**Written exercise**
Return all of the entries exactly as written.

**Records from a collection**
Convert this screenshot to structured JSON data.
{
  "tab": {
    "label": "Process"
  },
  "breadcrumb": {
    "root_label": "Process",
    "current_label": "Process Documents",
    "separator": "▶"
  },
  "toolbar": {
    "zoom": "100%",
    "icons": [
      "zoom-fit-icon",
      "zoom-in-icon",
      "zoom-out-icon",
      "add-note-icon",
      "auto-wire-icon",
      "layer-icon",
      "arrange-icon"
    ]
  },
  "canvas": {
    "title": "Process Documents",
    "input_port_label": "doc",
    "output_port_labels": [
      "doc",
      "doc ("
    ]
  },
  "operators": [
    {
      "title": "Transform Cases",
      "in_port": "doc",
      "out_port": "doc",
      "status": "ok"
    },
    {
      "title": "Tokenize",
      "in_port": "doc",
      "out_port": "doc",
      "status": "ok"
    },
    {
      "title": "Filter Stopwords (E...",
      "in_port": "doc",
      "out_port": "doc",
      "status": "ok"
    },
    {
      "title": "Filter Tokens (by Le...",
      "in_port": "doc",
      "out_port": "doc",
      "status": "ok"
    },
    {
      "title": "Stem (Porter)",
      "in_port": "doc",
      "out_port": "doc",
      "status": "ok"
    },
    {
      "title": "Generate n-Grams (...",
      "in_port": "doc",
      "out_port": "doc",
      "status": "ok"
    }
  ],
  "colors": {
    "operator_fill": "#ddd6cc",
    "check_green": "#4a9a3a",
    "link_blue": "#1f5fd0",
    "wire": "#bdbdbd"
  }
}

**Task output**
Convert this screenshot to structured JSON data.
{
  "tab": {
    "label": "Process"
  },
  "breadcrumb": {
    "root_label": "Process",
    "current_label": "Process Documents",
    "separator": "▶"
  },
  "toolbar": {
    "zoom": "100%",
    "icons": [
      "zoom-fit-icon",
      "zoom-in-icon",
      "zoom-out-icon",
      "add-note-icon",
      "auto-wire-icon",
      "layer-icon",
      "arrange-icon"
    ]
  },
  "canvas": {
    "title": "Process Documents",
    "input_port_label": "doc",
    "output_port_labels": [
      "doc",
      "doc ("
    ]
  },
  "operators": [
    {
      "title": "Transform Cases",
      "in_port": "doc",
      "out_port": "doc",
      "status": "ok"
    },
    {
      "title": "Tokenize",
      "in_port": "doc",
      "out_port": "doc",
      "status": "ok"
    },
    {
      "title": "Filter Stopwords (E...",
      "in_port": "doc",
      "out_port": "doc",
      "status": "ok"
    },
    {
      "title": "Filter Tokens (by Le...",
      "in_port": "doc",
      "out_port": "doc",
      "status": "ok"
    },
    {
      "title": "Stem (Porter)",
      "in_port": "doc",
      "out_port": "doc",
      "status": "ok"
    },
    {
      "title": "Generate n-Grams (...",
      "in_port": "doc",
      "out_port": "doc",
      "status": "ok"
    }
  ],
  "colors": {
    "operator_fill": "#ddd6cc",
    "check_green": "#4a9a3a",
    "link_blue": "#1f5fd0",
    "wire": "#bdbdbd"
  }
}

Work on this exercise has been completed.